* **Requirements**
Give the listing again character for character, but drop the images.

# START OF Data section

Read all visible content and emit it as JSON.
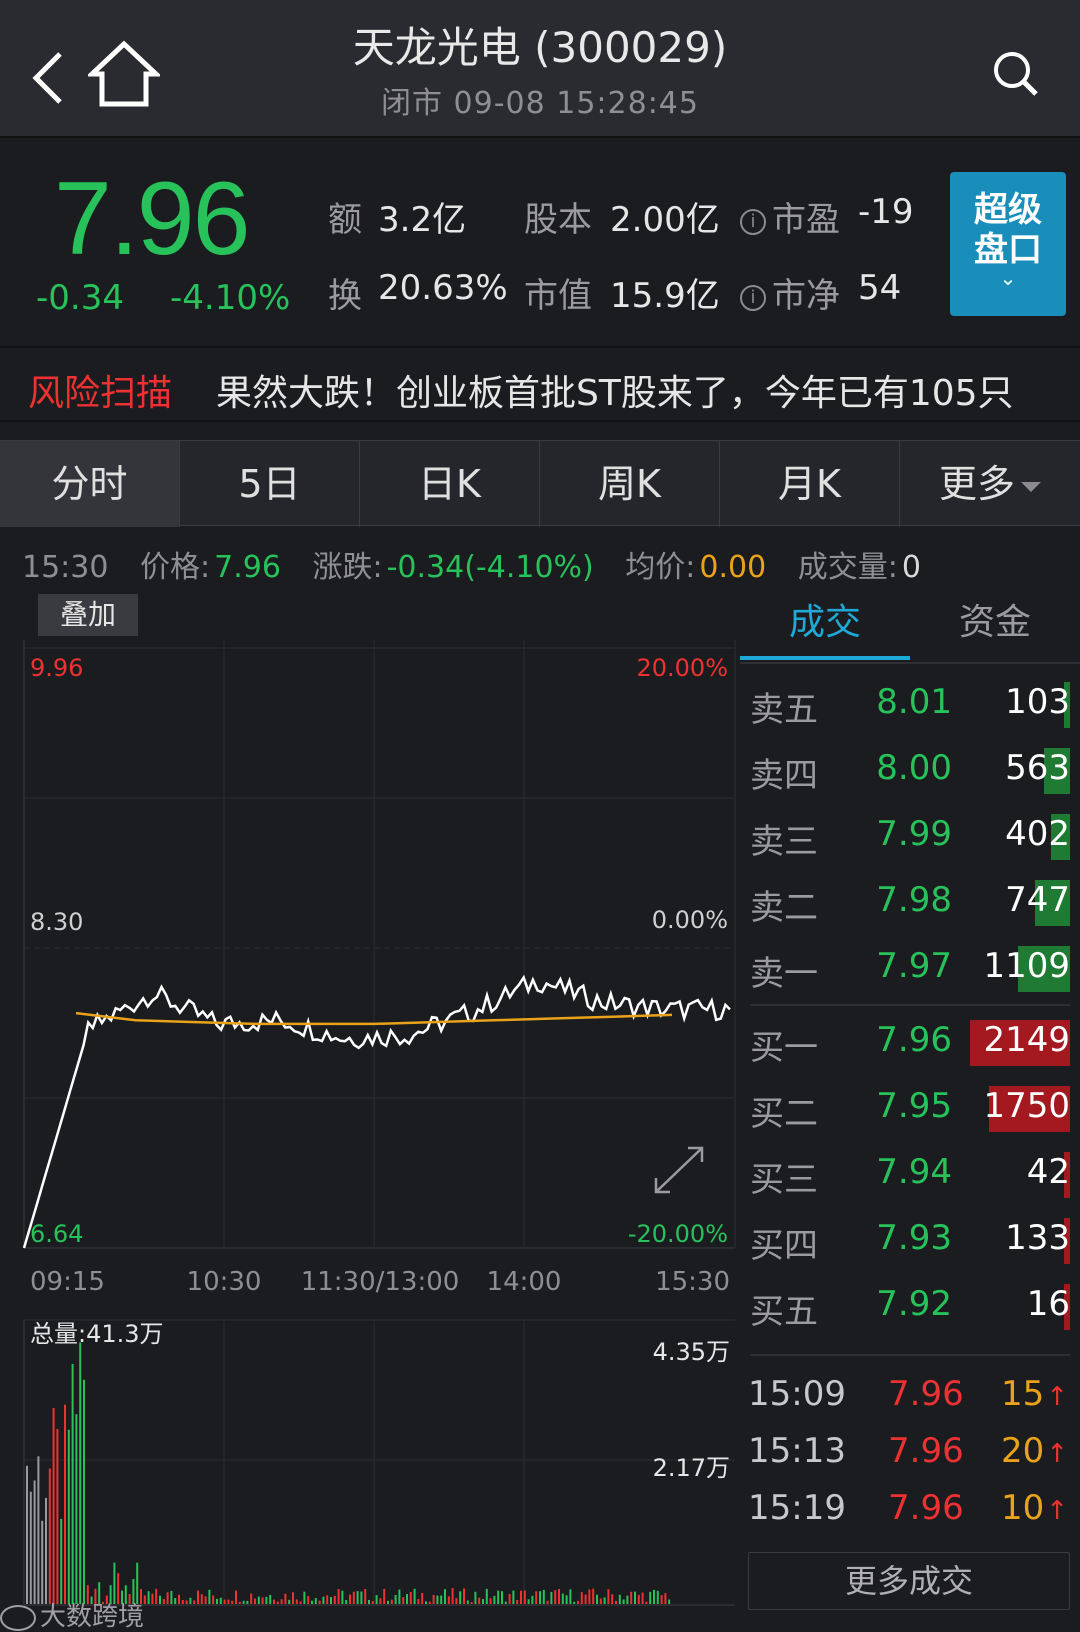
{
  "header": {
    "title": "天龙光电 (300029)",
    "status": "闭市 09-08 15:28:45"
  },
  "quote": {
    "price": "7.96",
    "change": "-0.34",
    "change_pct": "-4.10%",
    "amount_label": "额",
    "amount": "3.2亿",
    "turnover_label": "换",
    "turnover": "20.63%",
    "shares_label": "股本",
    "shares": "2.00亿",
    "mktcap_label": "市值",
    "mktcap": "15.9亿",
    "pe_label": "市盈",
    "pe": "-19",
    "pb_label": "市净",
    "pb": "54",
    "super_line1": "超级",
    "super_line2": "盘口",
    "super_caret": "⌄"
  },
  "risk": {
    "label": "风险扫描",
    "text": "果然大跌！创业板首批ST股来了，今年已有105只"
  },
  "tabs": [
    "分时",
    "5日",
    "日K",
    "周K",
    "月K",
    "更多"
  ],
  "inforow": {
    "time": "15:30",
    "price_label": "价格:",
    "price": "7.96",
    "change_label": "涨跌:",
    "change": "-0.34(-4.10%)",
    "avg_label": "均价:",
    "avg": "0.00",
    "vol_label": "成交量:",
    "vol": "0"
  },
  "chart": {
    "overlay_button": "叠加",
    "y_high": "9.96",
    "y_mid": "8.30",
    "y_low": "6.64",
    "pct_high": "20.00%",
    "pct_mid": "0.00%",
    "pct_low": "-20.00%",
    "x_labels": [
      "09:15",
      "10:30",
      "11:30/13:00",
      "14:00",
      "15:30"
    ],
    "volume_total": "总量:41.3万",
    "volume_high": "4.35万",
    "volume_mid": "2.17万",
    "colors": {
      "price_line": "#ffffff",
      "avg_line": "#e9a21a",
      "up": "#ee3131",
      "down": "#28c25a"
    }
  },
  "chart_data": {
    "type": "line",
    "x": [
      "09:15",
      "10:30",
      "11:30/13:00",
      "14:00",
      "15:30"
    ],
    "ylim": [
      6.64,
      9.96
    ],
    "series": [
      {
        "values": [
          6.64,
          7.85,
          8.05,
          7.88,
          7.9,
          7.8,
          7.82,
          7.95,
          8.12,
          8.0,
          7.96,
          7.96
        ]
      },
      {
        "values": [
          7.94,
          7.9,
          7.89,
          7.88,
          7.88,
          7.88,
          7.89,
          7.9,
          7.91,
          7.92,
          7.93
        ]
      }
    ]
  },
  "right_tabs": [
    "成交",
    "资金"
  ],
  "orderbook": [
    {
      "name": "卖五",
      "price": "8.01",
      "vol": "103",
      "fill": 0.05,
      "side": "sell"
    },
    {
      "name": "卖四",
      "price": "8.00",
      "vol": "563",
      "fill": 0.26,
      "side": "sell"
    },
    {
      "name": "卖三",
      "price": "7.99",
      "vol": "402",
      "fill": 0.19,
      "side": "sell"
    },
    {
      "name": "卖二",
      "price": "7.98",
      "vol": "747",
      "fill": 0.35,
      "side": "sell"
    },
    {
      "name": "卖一",
      "price": "7.97",
      "vol": "1109",
      "fill": 0.52,
      "side": "sell"
    },
    {
      "name": "买一",
      "price": "7.96",
      "vol": "2149",
      "fill": 1.0,
      "side": "buy"
    },
    {
      "name": "买二",
      "price": "7.95",
      "vol": "1750",
      "fill": 0.81,
      "side": "buy"
    },
    {
      "name": "买三",
      "price": "7.94",
      "vol": "42",
      "fill": 0.02,
      "side": "buy"
    },
    {
      "name": "买四",
      "price": "7.93",
      "vol": "133",
      "fill": 0.06,
      "side": "buy"
    },
    {
      "name": "买五",
      "price": "7.92",
      "vol": "16",
      "fill": 0.01,
      "side": "buy"
    }
  ],
  "trades": [
    {
      "time": "15:09",
      "price": "7.96",
      "vol": "15"
    },
    {
      "time": "15:13",
      "price": "7.96",
      "vol": "20"
    },
    {
      "time": "15:19",
      "price": "7.96",
      "vol": "10"
    }
  ],
  "more_trades": "更多成交",
  "watermark": "大数跨境"
}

# END OF Data section

* **The result**
Read all visible content and emit it as JSON.
{
  "header": {
    "title": "天龙光电 (300029)",
    "status": "闭市 09-08 15:28:45"
  },
  "quote": {
    "price": "7.96",
    "change": "-0.34",
    "change_pct": "-4.10%",
    "amount_label": "额",
    "amount": "3.2亿",
    "turnover_label": "换",
    "turnover": "20.63%",
    "shares_label": "股本",
    "shares": "2.00亿",
    "mktcap_label": "市值",
    "mktcap": "15.9亿",
    "pe_label": "市盈",
    "pe": "-19",
    "pb_label": "市净",
    "pb": "54",
    "super_line1": "超级",
    "super_line2": "盘口",
    "super_caret": "⌄"
  },
  "risk": {
    "label": "风险扫描",
    "text": "果然大跌！创业板首批ST股来了，今年已有105只"
  },
  "tabs": [
    "分时",
    "5日",
    "日K",
    "周K",
    "月K",
    "更多"
  ],
  "inforow": {
    "time": "15:30",
    "price_label": "价格:",
    "price": "7.96",
    "change_label": "涨跌:",
    "change": "-0.34(-4.10%)",
    "avg_label": "均价:",
    "avg": "0.00",
    "vol_label": "成交量:",
    "vol": "0"
  },
  "chart": {
    "overlay_button": "叠加",
    "y_high": "9.96",
    "y_mid": "8.30",
    "y_low": "6.64",
    "pct_high": "20.00%",
    "pct_mid": "0.00%",
    "pct_low": "-20.00%",
    "x_labels": [
      "09:15",
      "10:30",
      "11:30/13:00",
      "14:00",
      "15:30"
    ],
    "volume_total": "总量:41.3万",
    "volume_high": "4.35万",
    "volume_mid": "2.17万",
    "colors": {
      "price_line": "#ffffff",
      "avg_line": "#e9a21a",
      "up": "#ee3131",
      "down": "#28c25a"
    }
  },
  "chart_data": {
    "type": "line",
    "x": [
      "09:15",
      "10:30",
      "11:30/13:00",
      "14:00",
      "15:30"
    ],
    "ylim": [
      6.64,
      9.96
    ],
    "series": [
      {
        "values": [
          6.64,
          7.85,
          8.05,
          7.88,
          7.9,
          7.8,
          7.82,
          7.95,
          8.12,
          8.0,
          7.96,
          7.96
        ]
      },
      {
        "values": [
          7.94,
          7.9,
          7.89,
          7.88,
          7.88,
          7.88,
          7.89,
          7.9,
          7.91,
          7.92,
          7.93
        ]
      }
    ]
  },
  "right_tabs": [
    "成交",
    "资金"
  ],
  "orderbook": [
    {
      "name": "卖五",
      "price": "8.01",
      "vol": "103",
      "fill": 0.05,
      "side": "sell"
    },
    {
      "name": "卖四",
      "price": "8.00",
      "vol": "563",
      "fill": 0.26,
      "side": "sell"
    },
    {
      "name": "卖三",
      "price": "7.99",
      "vol": "402",
      "fill": 0.19,
      "side": "sell"
    },
    {
      "name": "卖二",
      "price": "7.98",
      "vol": "747",
      "fill": 0.35,
      "side": "sell"
    },
    {
      "name": "卖一",
      "price": "7.97",
      "vol": "1109",
      "fill": 0.52,
      "side": "sell"
    },
    {
      "name": "买一",
      "price": "7.96",
      "vol": "2149",
      "fill": 1.0,
      "side": "buy"
    },
    {
      "name": "买二",
      "price": "7.95",
      "vol": "1750",
      "fill": 0.81,
      "side": "buy"
    },
    {
      "name": "买三",
      "price": "7.94",
      "vol": "42",
      "fill": 0.02,
      "side": "buy"
    },
    {
      "name": "买四",
      "price": "7.93",
      "vol": "133",
      "fill": 0.06,
      "side": "buy"
    },
    {
      "name": "买五",
      "price": "7.92",
      "vol": "16",
      "fill": 0.01,
      "side": "buy"
    }
  ],
  "trades": [
    {
      "time": "15:09",
      "price": "7.96",
      "vol": "15"
    },
    {
      "time": "15:13",
      "price": "7.96",
      "vol": "20"
    },
    {
      "time": "15:19",
      "price": "7.96",
      "vol": "10"
    }
  ],
  "more_trades": "更多成交",
  "watermark": "大数跨境"
}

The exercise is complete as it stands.